[TASK TO COMPLETE] Each entry must be reproduced precisely as it stands.

─── INPUT

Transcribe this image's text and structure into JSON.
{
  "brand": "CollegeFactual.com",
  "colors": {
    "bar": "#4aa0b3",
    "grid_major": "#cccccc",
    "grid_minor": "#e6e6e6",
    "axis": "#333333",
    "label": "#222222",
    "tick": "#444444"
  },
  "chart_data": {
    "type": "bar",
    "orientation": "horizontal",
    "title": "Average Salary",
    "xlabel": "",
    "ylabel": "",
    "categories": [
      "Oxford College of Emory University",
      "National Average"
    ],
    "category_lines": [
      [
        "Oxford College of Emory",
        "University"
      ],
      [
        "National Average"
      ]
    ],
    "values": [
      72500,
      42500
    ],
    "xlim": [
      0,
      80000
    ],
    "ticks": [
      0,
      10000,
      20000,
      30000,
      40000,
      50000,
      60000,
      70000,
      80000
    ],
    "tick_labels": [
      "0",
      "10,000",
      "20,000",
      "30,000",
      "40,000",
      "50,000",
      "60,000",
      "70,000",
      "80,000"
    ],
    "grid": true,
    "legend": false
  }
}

──────

[SOLUTION]
Transcribe this image's text and structure into JSON.
{
  "brand": "CollegeFactual.com",
  "colors": {
    "bar": "#4aa0b3",
    "grid_major": "#cccccc",
    "grid_minor": "#e6e6e6",
    "axis": "#333333",
    "label": "#222222",
    "tick": "#444444"
  },
  "chart_data": {
    "type": "bar",
    "orientation": "horizontal",
    "title": "Average Salary",
    "xlabel": "",
    "ylabel": "",
    "categories": [
      "Oxford College of Emory University",
      "National Average"
    ],
    "category_lines": [
      [
        "Oxford College of Emory",
        "University"
      ],
      [
        "National Average"
      ]
    ],
    "values": [
      72500,
      42500
    ],
    "xlim": [
      0,
      80000
    ],
    "ticks": [
      0,
      10000,
      20000,
      30000,
      40000,
      50000,
      60000,
      70000,
      80000
    ],
    "tick_labels": [
      "0",
      "10,000",
      "20,000",
      "30,000",
      "40,000",
      "50,000",
      "60,000",
      "70,000",
      "80,000"
    ],
    "grid": true,
    "legend": false
  }
}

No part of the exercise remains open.